__Document passage__:
────────

Closer scrutiny of the Trump administration’s record reveals a strikingly different reality. Through appointments to the federal judiciary, executive actions and regulatory policies — or perhaps more accurately, lack thereof — Trump has managed to overturn a substantial portion of Barack Obama’s legacy and shape American domestic politics and policy for years to come. Thanks to the brevity of our collective attention span, the Republican tax bill has now faded from the public consciousness, but its lasting impact upon the nation’s already grievously unequal distribution of wealth should not be underestimated. Even if Democrats regain the White House and Congress, they will find it difficult to do away with this legislation, despite the unpopularity of its specific provisions (see Obama’s extension of the Bush tax cuts). Additionally, although Trump failed to repeal the ACA, he has managed to cripple it through executive actions and the tax bill’s repeal of the individual mandate.
The reshaping of the federal judiciary under Trump is something of which most casual observers are only vaguely aware, yet its significance can scarcely be overstated. In Neil Gorsuch, the right gained a young (as Supreme Court justices go), reliable vote for corporate power and against civil rights. In addition to the stolen Supreme Court seat, Trump has filled a record 12 circuit court seats and 10 district court seats. A few lower court appointees have been forced to withdraw due to embarrassing ineptitude or fondness for the Ku Klux Klan. But as Slate’s Dahlia Lithwick notes, it is Trump’s respected, credentialed appointees who will do grave damage to “women’s rights, workers’ rights, voting rights, LGBTQ protections, and the environment…capably and under the radar.” Unless a future Democratic administration and Congress resort to court-packing or impeachment, the federal judiciary will be flush with right-wing zealots for at least the next decade.

────────

__Information provided__:

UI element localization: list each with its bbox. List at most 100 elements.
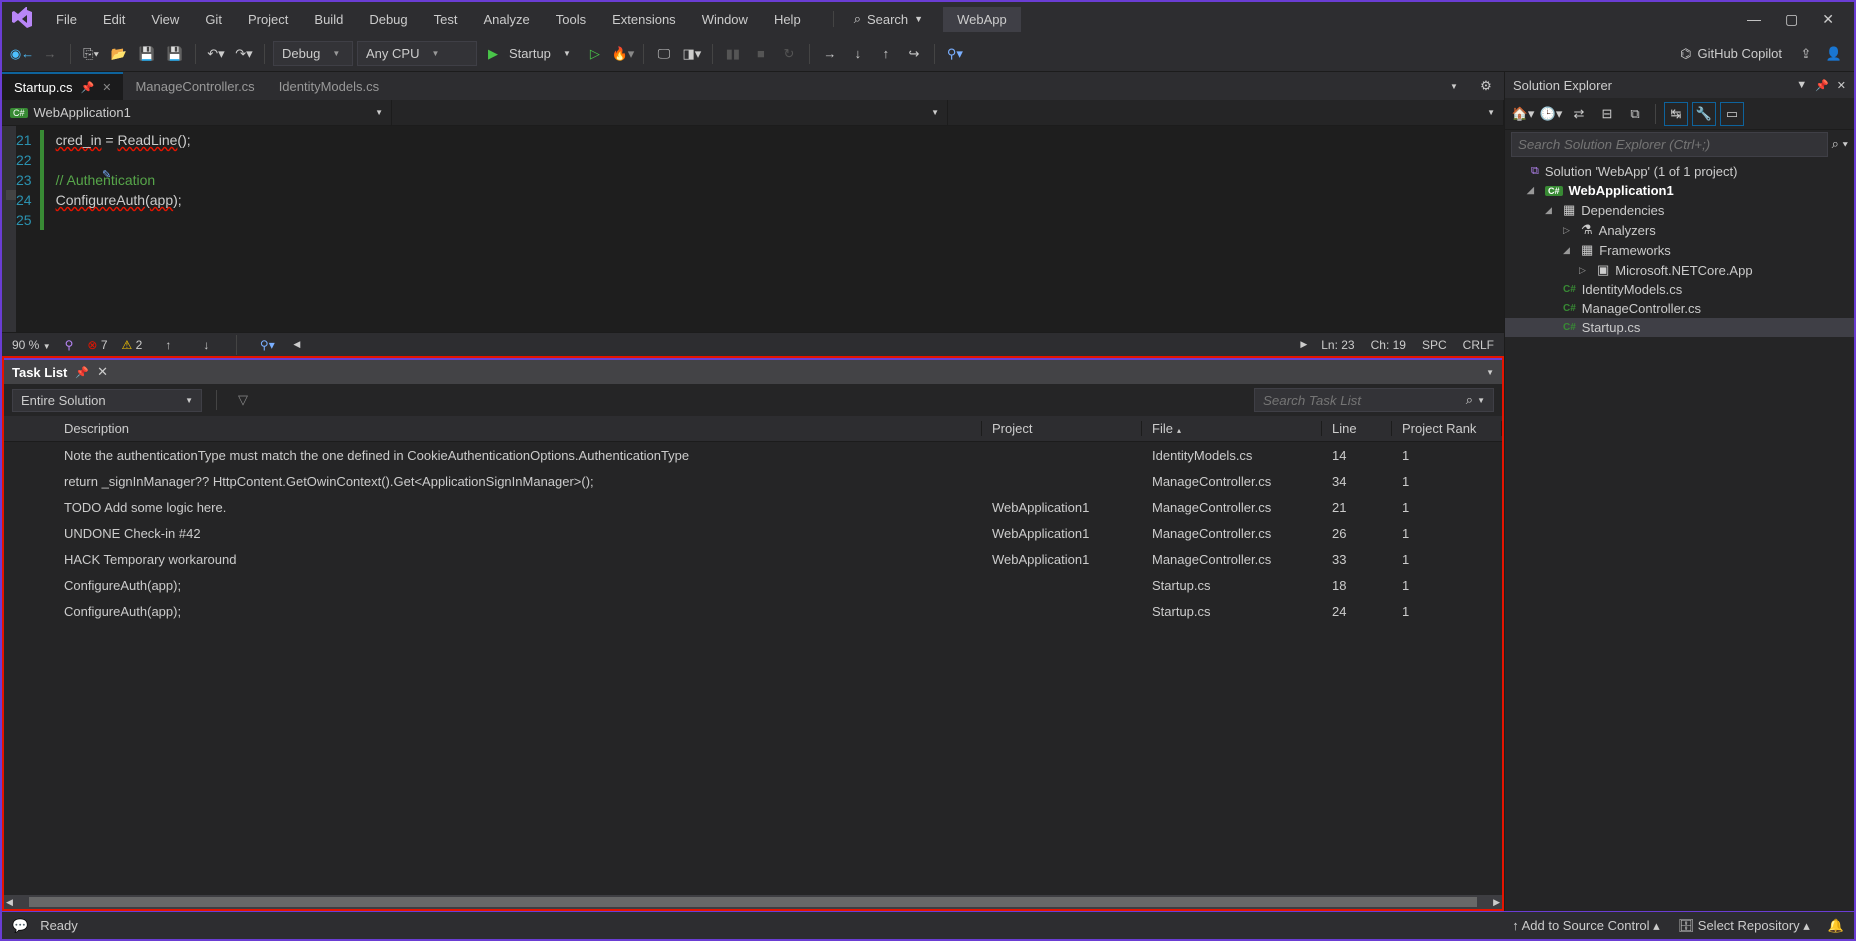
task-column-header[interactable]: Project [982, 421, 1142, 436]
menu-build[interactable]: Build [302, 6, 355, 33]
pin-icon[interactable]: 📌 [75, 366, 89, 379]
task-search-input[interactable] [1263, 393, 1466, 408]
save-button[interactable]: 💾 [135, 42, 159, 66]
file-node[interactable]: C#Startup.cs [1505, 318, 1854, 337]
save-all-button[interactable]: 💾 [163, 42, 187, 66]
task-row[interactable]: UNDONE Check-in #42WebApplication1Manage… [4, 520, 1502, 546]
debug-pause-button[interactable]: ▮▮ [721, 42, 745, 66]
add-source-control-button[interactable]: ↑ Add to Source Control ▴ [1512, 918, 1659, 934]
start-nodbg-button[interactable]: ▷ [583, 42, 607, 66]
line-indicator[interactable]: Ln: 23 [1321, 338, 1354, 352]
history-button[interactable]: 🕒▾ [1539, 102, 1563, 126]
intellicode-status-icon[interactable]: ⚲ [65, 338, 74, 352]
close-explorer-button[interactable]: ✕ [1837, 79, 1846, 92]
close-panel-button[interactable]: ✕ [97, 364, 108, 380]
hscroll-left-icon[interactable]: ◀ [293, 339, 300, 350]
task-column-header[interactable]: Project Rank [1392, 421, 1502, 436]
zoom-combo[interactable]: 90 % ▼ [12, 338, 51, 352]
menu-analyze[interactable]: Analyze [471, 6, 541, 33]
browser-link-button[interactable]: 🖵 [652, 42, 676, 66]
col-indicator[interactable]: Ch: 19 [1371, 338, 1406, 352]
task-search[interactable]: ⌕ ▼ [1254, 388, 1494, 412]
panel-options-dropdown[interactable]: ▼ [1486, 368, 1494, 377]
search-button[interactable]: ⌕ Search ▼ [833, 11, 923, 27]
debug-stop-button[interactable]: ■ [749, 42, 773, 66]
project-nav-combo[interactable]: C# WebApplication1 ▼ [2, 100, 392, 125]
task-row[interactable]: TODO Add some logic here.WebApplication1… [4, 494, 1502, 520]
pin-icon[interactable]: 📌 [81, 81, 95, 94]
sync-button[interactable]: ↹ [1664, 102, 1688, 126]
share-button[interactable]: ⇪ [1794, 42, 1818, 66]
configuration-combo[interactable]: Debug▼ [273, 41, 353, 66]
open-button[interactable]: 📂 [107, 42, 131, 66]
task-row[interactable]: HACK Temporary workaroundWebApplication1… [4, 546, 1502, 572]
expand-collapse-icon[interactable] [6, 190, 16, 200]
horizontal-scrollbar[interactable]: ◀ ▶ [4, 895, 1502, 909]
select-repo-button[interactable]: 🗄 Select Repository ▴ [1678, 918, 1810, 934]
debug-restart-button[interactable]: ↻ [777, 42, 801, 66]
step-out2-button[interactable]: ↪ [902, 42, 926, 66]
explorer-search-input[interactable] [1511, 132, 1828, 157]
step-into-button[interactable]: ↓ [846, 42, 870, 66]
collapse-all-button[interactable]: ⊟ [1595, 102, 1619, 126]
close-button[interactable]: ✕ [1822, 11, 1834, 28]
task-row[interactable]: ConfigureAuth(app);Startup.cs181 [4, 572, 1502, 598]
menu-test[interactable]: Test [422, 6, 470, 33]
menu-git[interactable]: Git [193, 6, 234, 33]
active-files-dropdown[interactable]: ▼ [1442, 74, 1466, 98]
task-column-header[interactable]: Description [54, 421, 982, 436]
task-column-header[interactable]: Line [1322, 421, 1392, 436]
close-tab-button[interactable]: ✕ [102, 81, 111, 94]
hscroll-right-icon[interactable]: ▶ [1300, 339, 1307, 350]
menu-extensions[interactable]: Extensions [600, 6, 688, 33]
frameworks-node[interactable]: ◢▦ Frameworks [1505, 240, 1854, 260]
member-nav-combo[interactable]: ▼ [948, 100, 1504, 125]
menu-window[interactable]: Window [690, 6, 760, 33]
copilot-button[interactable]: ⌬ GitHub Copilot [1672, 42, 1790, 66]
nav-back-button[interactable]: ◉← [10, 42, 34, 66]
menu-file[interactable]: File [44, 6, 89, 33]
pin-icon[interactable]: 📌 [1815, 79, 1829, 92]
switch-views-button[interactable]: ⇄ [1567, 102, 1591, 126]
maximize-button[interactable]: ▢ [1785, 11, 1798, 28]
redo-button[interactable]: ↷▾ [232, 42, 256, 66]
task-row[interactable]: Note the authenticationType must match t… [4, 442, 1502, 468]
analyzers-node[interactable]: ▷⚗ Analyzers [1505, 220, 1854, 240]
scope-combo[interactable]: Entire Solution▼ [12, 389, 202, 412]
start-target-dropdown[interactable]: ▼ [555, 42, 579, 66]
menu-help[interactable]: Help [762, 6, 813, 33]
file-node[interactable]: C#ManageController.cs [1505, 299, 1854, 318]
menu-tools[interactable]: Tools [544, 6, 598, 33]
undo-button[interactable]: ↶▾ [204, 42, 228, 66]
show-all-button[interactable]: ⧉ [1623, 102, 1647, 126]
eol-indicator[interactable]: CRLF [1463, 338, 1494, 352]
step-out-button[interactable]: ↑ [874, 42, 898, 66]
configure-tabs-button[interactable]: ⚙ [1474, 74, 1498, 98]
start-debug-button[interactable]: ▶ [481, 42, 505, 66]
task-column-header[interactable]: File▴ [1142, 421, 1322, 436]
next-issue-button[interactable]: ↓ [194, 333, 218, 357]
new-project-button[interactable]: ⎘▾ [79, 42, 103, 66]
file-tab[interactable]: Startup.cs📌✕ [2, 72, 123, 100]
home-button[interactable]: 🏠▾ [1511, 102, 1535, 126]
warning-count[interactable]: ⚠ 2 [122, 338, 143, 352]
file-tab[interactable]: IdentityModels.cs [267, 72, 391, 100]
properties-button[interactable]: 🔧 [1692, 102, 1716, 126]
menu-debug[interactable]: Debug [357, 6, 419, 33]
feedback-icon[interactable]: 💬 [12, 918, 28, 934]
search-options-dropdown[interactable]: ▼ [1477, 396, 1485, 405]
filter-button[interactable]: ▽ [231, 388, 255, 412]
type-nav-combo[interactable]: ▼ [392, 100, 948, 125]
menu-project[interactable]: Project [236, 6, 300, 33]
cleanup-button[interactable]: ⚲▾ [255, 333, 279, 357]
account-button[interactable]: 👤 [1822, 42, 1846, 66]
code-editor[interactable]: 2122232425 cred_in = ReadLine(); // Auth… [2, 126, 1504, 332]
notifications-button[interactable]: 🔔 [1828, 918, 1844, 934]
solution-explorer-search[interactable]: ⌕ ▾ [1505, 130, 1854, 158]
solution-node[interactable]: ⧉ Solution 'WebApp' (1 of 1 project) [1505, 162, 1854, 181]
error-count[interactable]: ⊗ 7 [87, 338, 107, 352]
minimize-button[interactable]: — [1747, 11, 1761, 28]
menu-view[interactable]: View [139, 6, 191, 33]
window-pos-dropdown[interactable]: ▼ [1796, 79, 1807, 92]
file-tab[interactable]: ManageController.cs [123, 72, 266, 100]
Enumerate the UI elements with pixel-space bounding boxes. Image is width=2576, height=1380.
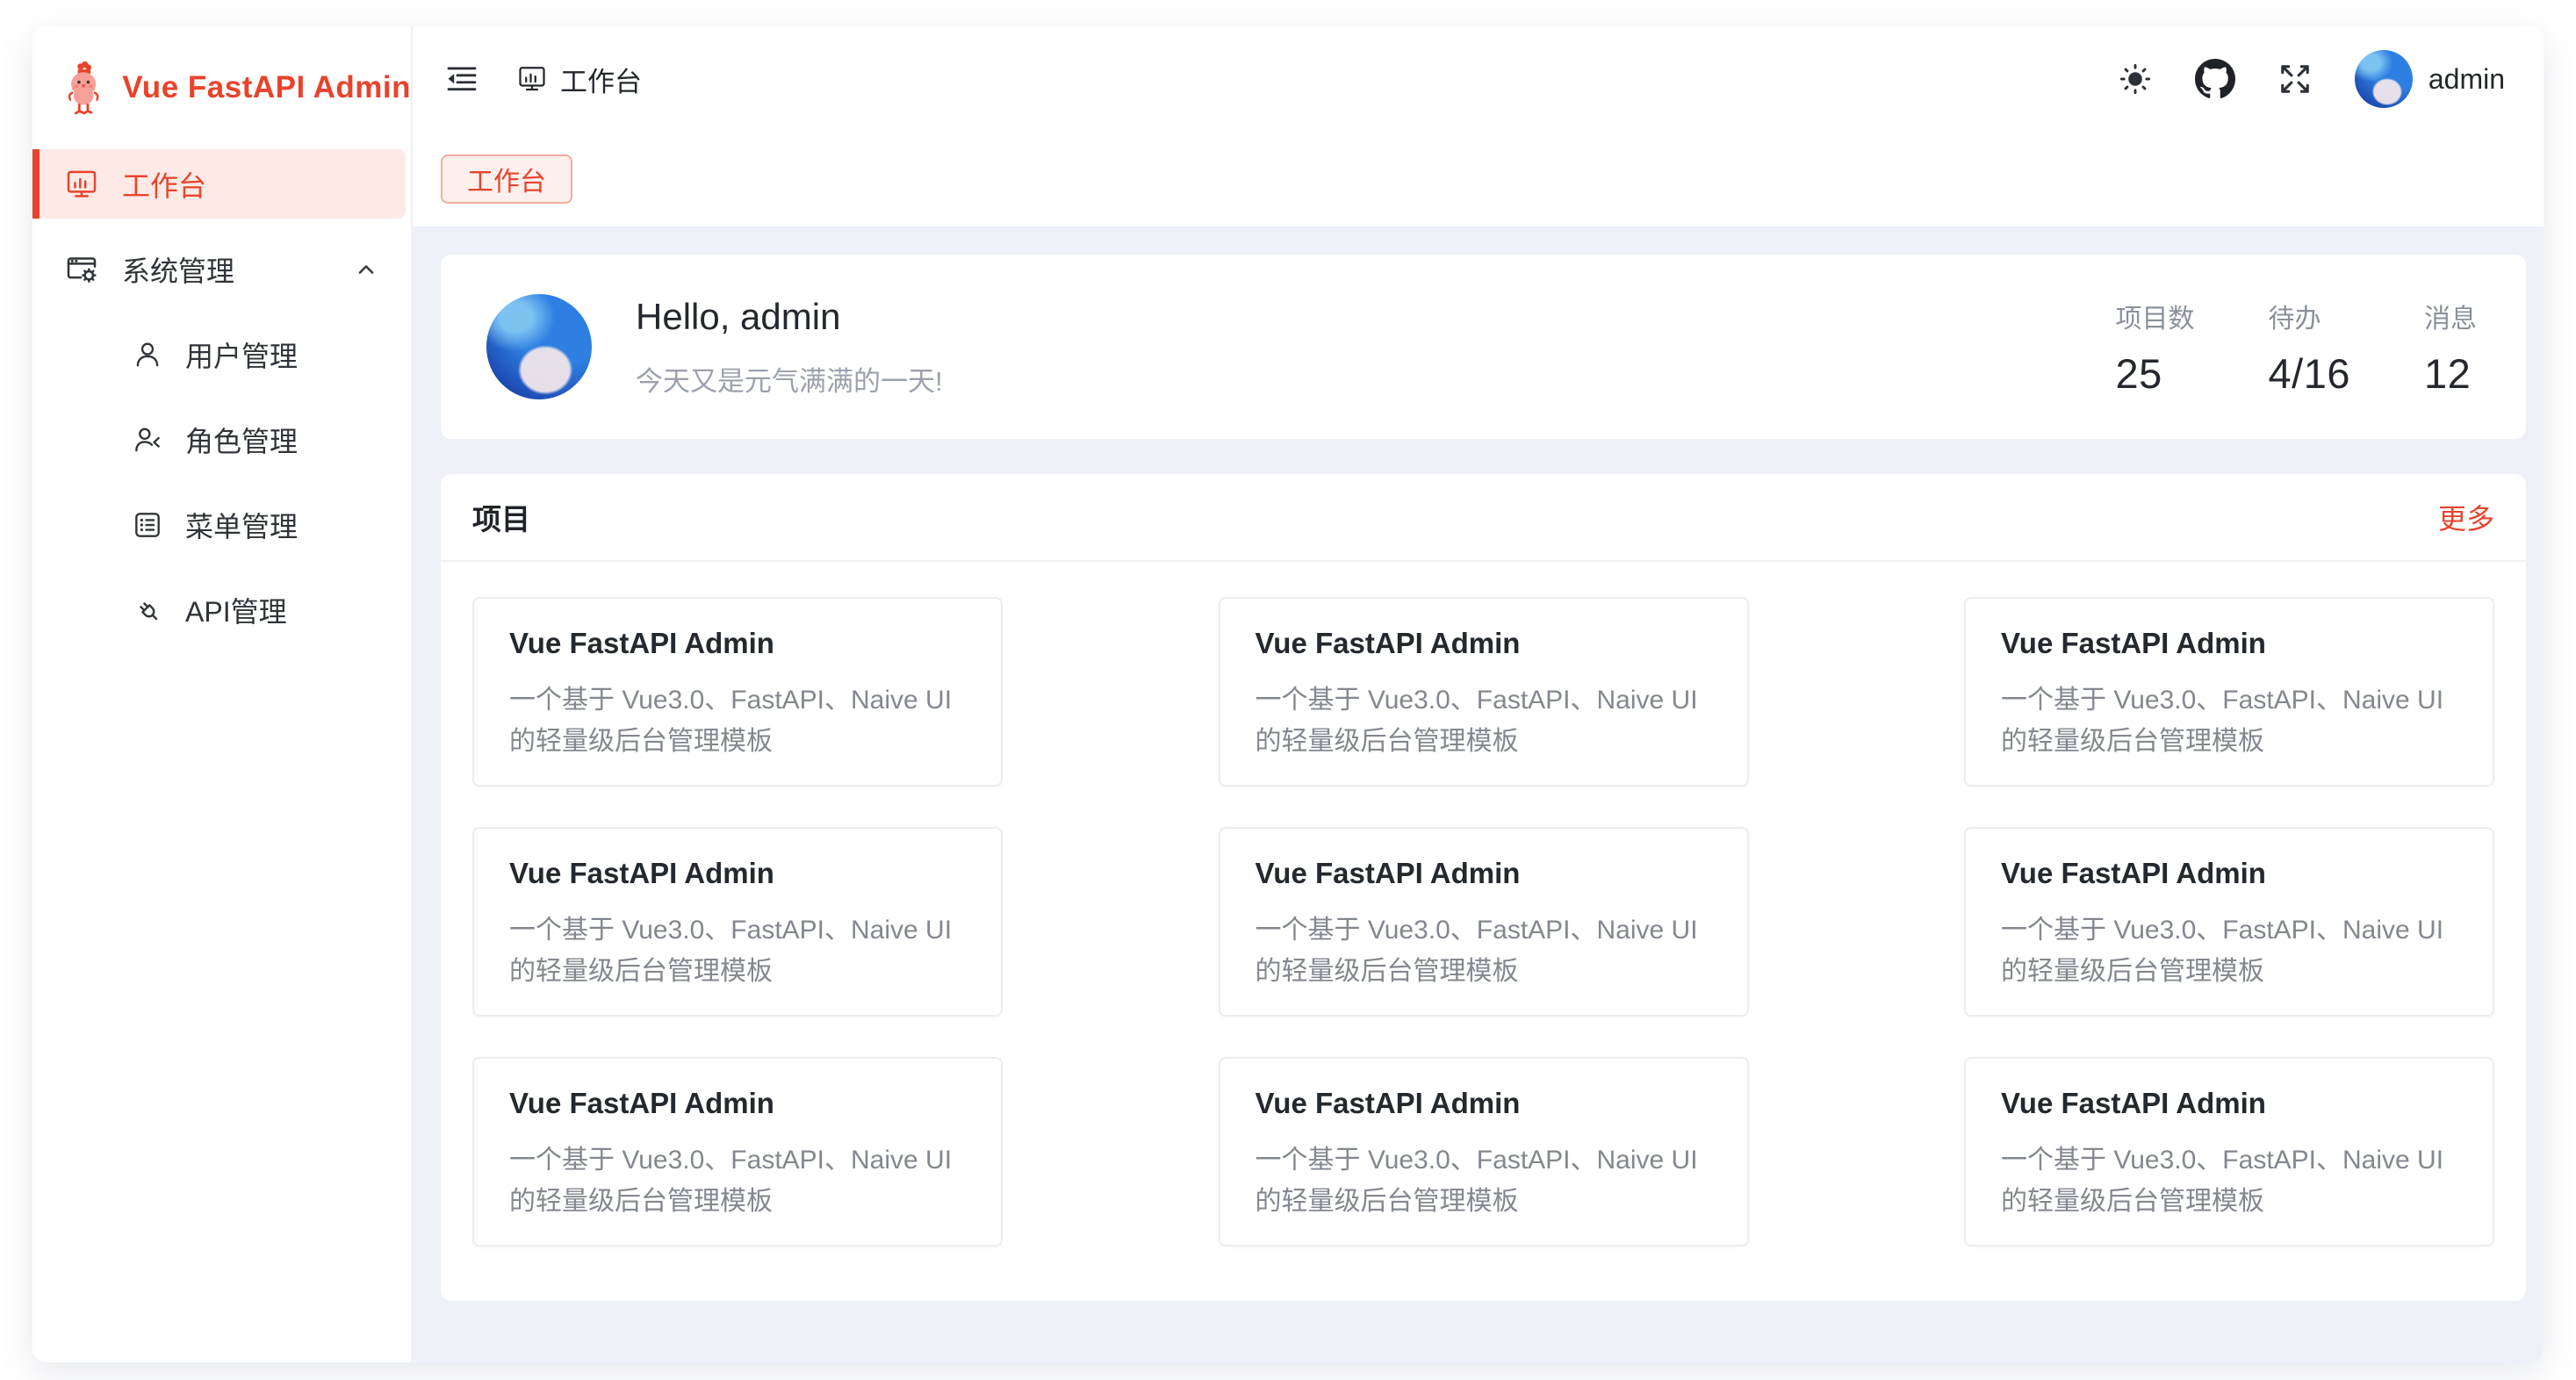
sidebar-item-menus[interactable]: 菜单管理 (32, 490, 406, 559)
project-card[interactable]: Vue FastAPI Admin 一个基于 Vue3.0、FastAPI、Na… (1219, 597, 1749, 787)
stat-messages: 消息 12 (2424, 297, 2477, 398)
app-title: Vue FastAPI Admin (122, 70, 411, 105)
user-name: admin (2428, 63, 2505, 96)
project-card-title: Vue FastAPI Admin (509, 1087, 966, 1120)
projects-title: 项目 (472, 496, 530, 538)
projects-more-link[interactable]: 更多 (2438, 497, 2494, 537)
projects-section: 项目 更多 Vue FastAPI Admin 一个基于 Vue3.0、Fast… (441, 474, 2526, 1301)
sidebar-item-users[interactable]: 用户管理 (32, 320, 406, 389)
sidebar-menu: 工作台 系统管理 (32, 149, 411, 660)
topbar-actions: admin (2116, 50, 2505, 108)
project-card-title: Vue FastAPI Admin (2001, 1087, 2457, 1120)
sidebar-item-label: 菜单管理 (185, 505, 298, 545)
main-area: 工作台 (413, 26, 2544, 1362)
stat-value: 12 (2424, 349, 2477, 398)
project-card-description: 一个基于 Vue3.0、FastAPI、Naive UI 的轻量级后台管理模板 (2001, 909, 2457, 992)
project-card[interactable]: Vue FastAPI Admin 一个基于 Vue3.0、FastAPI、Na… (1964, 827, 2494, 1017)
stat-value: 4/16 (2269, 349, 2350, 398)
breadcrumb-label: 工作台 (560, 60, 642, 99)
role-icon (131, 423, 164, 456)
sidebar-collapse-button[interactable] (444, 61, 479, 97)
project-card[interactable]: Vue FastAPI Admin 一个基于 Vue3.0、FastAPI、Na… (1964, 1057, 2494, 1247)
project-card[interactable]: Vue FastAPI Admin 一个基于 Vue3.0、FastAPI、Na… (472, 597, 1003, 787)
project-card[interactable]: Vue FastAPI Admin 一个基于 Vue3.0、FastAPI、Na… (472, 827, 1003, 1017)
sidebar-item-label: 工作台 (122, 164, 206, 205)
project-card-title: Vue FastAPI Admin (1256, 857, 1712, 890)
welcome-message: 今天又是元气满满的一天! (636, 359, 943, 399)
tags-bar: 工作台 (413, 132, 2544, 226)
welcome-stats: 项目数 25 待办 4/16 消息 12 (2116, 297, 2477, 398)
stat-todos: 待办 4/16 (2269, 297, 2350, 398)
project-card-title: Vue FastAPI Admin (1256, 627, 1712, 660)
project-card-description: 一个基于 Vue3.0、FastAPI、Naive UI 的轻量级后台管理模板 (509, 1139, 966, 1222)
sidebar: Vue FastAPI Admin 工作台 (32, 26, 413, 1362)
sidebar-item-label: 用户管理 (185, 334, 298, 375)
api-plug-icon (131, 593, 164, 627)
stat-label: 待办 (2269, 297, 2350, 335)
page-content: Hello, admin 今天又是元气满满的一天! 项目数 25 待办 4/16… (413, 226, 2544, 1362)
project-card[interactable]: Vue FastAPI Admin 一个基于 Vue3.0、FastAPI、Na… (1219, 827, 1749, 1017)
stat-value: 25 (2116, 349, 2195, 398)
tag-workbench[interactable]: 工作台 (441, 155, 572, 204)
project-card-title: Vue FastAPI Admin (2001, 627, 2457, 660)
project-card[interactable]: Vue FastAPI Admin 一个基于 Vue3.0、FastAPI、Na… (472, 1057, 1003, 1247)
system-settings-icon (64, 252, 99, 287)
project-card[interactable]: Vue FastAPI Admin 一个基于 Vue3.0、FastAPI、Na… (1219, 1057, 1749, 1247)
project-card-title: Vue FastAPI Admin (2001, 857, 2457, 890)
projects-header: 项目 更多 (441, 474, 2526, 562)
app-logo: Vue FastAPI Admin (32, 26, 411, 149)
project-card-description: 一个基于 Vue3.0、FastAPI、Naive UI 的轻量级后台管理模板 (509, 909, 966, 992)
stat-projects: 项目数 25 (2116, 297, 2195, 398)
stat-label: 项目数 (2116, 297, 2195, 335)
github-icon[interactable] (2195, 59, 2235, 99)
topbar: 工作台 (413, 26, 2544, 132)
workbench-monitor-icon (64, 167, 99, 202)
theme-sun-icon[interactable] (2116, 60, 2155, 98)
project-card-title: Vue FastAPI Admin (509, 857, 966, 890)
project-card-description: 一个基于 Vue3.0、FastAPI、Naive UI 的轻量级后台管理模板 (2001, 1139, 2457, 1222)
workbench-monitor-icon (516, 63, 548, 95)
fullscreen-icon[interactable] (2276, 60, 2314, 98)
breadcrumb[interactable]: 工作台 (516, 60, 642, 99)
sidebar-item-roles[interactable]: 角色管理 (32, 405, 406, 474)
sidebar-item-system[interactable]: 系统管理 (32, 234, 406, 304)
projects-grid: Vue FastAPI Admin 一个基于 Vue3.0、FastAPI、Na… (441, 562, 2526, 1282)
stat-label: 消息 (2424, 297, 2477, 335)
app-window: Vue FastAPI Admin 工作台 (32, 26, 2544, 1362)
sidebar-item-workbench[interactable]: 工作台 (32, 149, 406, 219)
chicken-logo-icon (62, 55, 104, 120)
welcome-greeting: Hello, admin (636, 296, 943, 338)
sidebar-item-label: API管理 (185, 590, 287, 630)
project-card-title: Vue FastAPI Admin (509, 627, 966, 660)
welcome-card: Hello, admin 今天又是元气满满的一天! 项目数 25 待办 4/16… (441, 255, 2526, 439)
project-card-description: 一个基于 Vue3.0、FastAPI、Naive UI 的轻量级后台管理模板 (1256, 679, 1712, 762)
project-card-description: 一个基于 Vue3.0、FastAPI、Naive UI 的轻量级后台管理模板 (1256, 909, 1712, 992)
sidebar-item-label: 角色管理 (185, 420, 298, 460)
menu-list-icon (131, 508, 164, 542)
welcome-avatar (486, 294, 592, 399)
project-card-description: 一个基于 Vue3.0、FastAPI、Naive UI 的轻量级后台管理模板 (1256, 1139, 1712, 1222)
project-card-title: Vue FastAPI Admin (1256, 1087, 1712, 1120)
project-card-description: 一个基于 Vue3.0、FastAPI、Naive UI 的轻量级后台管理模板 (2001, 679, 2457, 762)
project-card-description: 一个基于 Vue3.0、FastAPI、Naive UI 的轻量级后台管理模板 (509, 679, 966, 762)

────────

__Problem details__:
Pick up the passage on Trump's impact on federal policy and the judiciary right after its last sentence and carry it forward.

__Output of the task__:
At the EPA, Scott Pruitt continues to do the bidding of his superiors (i.e., Exxon et al.) with great alacrity. Since taking office, he has scrapped the Clean Power Plan — the Obama administration’s crucial attempt to reduce carbon emissions and limit climate change — and rolled back protections for drinking water, among other regulations. In addition, he has presided over a massive exodus of skilled professionals and scientists from the agency and appointed industry lobbyists and advocates to key advisory positions.
Much has been made of the rift between the president and Attorney General Jeff Sessions, due to the latter’s hesitation to sufficiently obstruct justice. In fact, Sessions has overturned the policies of the Obama-era Department of Justice with striking efficiency. He rescinded the Deferred Action for Childhood Arrivals (DACA) program — leading to the current situation, in which thousands of Americans brought to the country as children are at risk of deportation if our famously responsive, highly functional Congress fails to act. He reversed the Obama administration’s laissez-faire approach toward marijuana in states that legalized the drug. No policy is too obscure for him to make it worse: he even retracted a 2016 Justice Department memo meant to curtail the use of debtors’ prisons. A Democratic attorney general can reinstate such policies, but in the meantime, countless lives will be ruined by Sessions’s senselessly punitive, discriminatory approach.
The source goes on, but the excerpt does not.